--- begin ---
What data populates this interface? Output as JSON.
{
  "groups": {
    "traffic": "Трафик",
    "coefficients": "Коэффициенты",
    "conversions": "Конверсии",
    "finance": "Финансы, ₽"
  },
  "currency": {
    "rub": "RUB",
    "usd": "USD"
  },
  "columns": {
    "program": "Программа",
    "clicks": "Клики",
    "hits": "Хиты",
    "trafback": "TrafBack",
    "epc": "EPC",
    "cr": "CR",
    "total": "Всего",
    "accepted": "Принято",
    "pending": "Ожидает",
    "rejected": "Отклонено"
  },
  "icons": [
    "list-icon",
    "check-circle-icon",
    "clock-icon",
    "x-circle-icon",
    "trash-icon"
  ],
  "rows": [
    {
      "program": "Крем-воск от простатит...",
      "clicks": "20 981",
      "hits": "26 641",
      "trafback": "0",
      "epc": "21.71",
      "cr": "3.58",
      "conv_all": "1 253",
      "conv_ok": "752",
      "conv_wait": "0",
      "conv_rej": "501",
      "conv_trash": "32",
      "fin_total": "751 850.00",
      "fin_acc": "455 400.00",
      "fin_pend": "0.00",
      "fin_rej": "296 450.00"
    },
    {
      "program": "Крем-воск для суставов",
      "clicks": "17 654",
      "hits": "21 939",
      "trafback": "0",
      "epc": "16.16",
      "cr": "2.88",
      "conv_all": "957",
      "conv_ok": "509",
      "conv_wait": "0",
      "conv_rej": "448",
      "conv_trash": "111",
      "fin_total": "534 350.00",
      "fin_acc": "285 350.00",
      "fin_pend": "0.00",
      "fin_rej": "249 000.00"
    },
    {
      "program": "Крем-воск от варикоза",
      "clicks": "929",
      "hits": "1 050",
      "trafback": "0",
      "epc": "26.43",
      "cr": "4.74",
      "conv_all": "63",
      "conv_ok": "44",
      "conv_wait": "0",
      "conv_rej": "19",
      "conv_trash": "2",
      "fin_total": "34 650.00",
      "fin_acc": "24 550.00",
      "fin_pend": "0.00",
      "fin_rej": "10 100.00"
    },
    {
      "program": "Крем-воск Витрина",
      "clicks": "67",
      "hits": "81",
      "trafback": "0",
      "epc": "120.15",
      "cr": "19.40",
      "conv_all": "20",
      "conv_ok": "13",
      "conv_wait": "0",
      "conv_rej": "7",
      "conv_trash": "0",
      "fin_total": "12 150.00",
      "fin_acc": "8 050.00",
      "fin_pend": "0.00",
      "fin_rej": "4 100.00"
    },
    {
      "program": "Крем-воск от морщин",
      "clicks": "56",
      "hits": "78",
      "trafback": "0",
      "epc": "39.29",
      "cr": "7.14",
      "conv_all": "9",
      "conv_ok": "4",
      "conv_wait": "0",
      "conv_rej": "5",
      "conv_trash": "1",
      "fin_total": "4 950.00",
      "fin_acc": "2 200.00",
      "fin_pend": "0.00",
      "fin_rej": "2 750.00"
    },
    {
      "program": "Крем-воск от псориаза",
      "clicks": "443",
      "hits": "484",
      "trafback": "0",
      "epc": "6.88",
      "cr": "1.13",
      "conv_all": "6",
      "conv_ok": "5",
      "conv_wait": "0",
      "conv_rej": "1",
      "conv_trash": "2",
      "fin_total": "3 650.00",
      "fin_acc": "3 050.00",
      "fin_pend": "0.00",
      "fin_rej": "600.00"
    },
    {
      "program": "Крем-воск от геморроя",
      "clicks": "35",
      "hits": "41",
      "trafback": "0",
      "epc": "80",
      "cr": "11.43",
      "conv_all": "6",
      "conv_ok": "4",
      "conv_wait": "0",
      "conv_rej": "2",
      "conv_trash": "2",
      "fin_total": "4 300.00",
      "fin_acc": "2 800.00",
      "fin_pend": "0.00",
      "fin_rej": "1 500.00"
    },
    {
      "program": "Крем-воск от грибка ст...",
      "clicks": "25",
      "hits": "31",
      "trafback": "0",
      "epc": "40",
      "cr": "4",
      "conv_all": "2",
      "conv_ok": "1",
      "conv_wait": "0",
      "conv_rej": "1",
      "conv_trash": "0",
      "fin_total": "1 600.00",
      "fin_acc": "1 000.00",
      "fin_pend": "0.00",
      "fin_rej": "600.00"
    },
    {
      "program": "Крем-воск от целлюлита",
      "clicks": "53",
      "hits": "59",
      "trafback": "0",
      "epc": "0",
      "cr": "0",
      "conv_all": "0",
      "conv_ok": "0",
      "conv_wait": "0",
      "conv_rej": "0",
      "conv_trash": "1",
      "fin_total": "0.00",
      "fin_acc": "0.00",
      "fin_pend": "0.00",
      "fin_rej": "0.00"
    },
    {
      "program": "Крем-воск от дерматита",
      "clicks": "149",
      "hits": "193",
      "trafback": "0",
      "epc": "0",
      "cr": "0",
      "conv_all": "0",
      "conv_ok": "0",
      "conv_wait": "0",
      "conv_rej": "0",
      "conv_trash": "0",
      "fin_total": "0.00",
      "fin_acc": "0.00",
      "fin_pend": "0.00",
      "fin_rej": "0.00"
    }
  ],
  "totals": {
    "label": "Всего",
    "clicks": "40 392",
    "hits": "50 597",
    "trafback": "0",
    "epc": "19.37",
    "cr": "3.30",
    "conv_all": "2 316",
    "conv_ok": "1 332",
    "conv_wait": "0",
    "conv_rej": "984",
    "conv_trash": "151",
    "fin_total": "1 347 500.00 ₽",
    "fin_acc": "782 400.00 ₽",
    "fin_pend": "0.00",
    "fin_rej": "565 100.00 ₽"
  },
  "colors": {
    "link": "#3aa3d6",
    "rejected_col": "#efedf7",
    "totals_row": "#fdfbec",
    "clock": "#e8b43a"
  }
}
--- end ---
Work out how many lines of the data above contain the string "hits" and give the number alone.

▸ The completed task
12